Challenge: Copy all lines below exactly as written. Leave pictures out.

Material provided:
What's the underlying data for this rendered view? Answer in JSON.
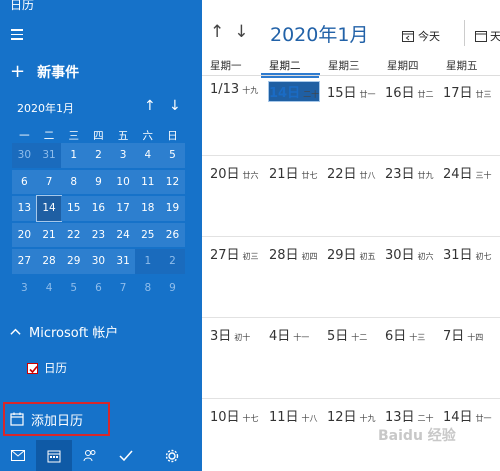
{
  "app_title": "日历",
  "sidebar": {
    "new_event": "新事件",
    "mini_calendar": {
      "month_label": "2020年1月",
      "weekday_headers": [
        "一",
        "二",
        "三",
        "四",
        "五",
        "六",
        "日"
      ],
      "weeks": [
        [
          "30",
          "31",
          "1",
          "2",
          "3",
          "4",
          "5"
        ],
        [
          "6",
          "7",
          "8",
          "9",
          "10",
          "11",
          "12"
        ],
        [
          "13",
          "14",
          "15",
          "16",
          "17",
          "18",
          "19"
        ],
        [
          "20",
          "21",
          "22",
          "23",
          "24",
          "25",
          "26"
        ],
        [
          "27",
          "28",
          "29",
          "30",
          "31",
          "1",
          "2"
        ],
        [
          "3",
          "4",
          "5",
          "6",
          "7",
          "8",
          "9"
        ]
      ],
      "today": "14"
    },
    "account_label": "Microsoft 帐户",
    "calendar_item": "日历",
    "add_calendar": "添加日历"
  },
  "main": {
    "title": "2020年1月",
    "today_button": "今天",
    "day_button": "天",
    "weekday_labels": [
      "星期一",
      "星期二",
      "星期三",
      "星期四",
      "星期五"
    ],
    "weeks": [
      [
        {
          "num": "1/13",
          "lunar": "十九"
        },
        {
          "num": "14日",
          "lunar": "二十"
        },
        {
          "num": "15日",
          "lunar": "廿一"
        },
        {
          "num": "16日",
          "lunar": "廿二"
        },
        {
          "num": "17日",
          "lunar": "廿三"
        }
      ],
      [
        {
          "num": "20日",
          "lunar": "廿六"
        },
        {
          "num": "21日",
          "lunar": "廿七"
        },
        {
          "num": "22日",
          "lunar": "廿八"
        },
        {
          "num": "23日",
          "lunar": "廿九"
        },
        {
          "num": "24日",
          "lunar": "三十"
        }
      ],
      [
        {
          "num": "27日",
          "lunar": "初三"
        },
        {
          "num": "28日",
          "lunar": "初四"
        },
        {
          "num": "29日",
          "lunar": "初五"
        },
        {
          "num": "30日",
          "lunar": "初六"
        },
        {
          "num": "31日",
          "lunar": "初七"
        }
      ],
      [
        {
          "num": "3日",
          "lunar": "初十"
        },
        {
          "num": "4日",
          "lunar": "十一"
        },
        {
          "num": "5日",
          "lunar": "十二"
        },
        {
          "num": "6日",
          "lunar": "十三"
        },
        {
          "num": "7日",
          "lunar": "十四"
        }
      ],
      [
        {
          "num": "10日",
          "lunar": "十七"
        },
        {
          "num": "11日",
          "lunar": "十八"
        },
        {
          "num": "12日",
          "lunar": "十九"
        },
        {
          "num": "13日",
          "lunar": "二十"
        },
        {
          "num": "14日",
          "lunar": "廿一"
        }
      ]
    ]
  },
  "watermark": "Baidu 经验",
  "colors": {
    "sidebar_bg": "#1672c9",
    "accent": "#2f7bcf",
    "highlight_border": "#d8272a"
  }
}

The solution:
What's the underlying data for this rendered view? Answer in JSON.
{
  "app_title": "日历",
  "sidebar": {
    "new_event": "新事件",
    "mini_calendar": {
      "month_label": "2020年1月",
      "weekday_headers": [
        "一",
        "二",
        "三",
        "四",
        "五",
        "六",
        "日"
      ],
      "weeks": [
        [
          "30",
          "31",
          "1",
          "2",
          "3",
          "4",
          "5"
        ],
        [
          "6",
          "7",
          "8",
          "9",
          "10",
          "11",
          "12"
        ],
        [
          "13",
          "14",
          "15",
          "16",
          "17",
          "18",
          "19"
        ],
        [
          "20",
          "21",
          "22",
          "23",
          "24",
          "25",
          "26"
        ],
        [
          "27",
          "28",
          "29",
          "30",
          "31",
          "1",
          "2"
        ],
        [
          "3",
          "4",
          "5",
          "6",
          "7",
          "8",
          "9"
        ]
      ],
      "today": "14"
    },
    "account_label": "Microsoft 帐户",
    "calendar_item": "日历",
    "add_calendar": "添加日历"
  },
  "main": {
    "title": "2020年1月",
    "today_button": "今天",
    "day_button": "天",
    "weekday_labels": [
      "星期一",
      "星期二",
      "星期三",
      "星期四",
      "星期五"
    ],
    "weeks": [
      [
        {
          "num": "1/13",
          "lunar": "十九"
        },
        {
          "num": "14日",
          "lunar": "二十"
        },
        {
          "num": "15日",
          "lunar": "廿一"
        },
        {
          "num": "16日",
          "lunar": "廿二"
        },
        {
          "num": "17日",
          "lunar": "廿三"
        }
      ],
      [
        {
          "num": "20日",
          "lunar": "廿六"
        },
        {
          "num": "21日",
          "lunar": "廿七"
        },
        {
          "num": "22日",
          "lunar": "廿八"
        },
        {
          "num": "23日",
          "lunar": "廿九"
        },
        {
          "num": "24日",
          "lunar": "三十"
        }
      ],
      [
        {
          "num": "27日",
          "lunar": "初三"
        },
        {
          "num": "28日",
          "lunar": "初四"
        },
        {
          "num": "29日",
          "lunar": "初五"
        },
        {
          "num": "30日",
          "lunar": "初六"
        },
        {
          "num": "31日",
          "lunar": "初七"
        }
      ],
      [
        {
          "num": "3日",
          "lunar": "初十"
        },
        {
          "num": "4日",
          "lunar": "十一"
        },
        {
          "num": "5日",
          "lunar": "十二"
        },
        {
          "num": "6日",
          "lunar": "十三"
        },
        {
          "num": "7日",
          "lunar": "十四"
        }
      ],
      [
        {
          "num": "10日",
          "lunar": "十七"
        },
        {
          "num": "11日",
          "lunar": "十八"
        },
        {
          "num": "12日",
          "lunar": "十九"
        },
        {
          "num": "13日",
          "lunar": "二十"
        },
        {
          "num": "14日",
          "lunar": "廿一"
        }
      ]
    ]
  },
  "watermark": "Baidu 经验",
  "colors": {
    "sidebar_bg": "#1672c9",
    "accent": "#2f7bcf",
    "highlight_border": "#d8272a"
  }
}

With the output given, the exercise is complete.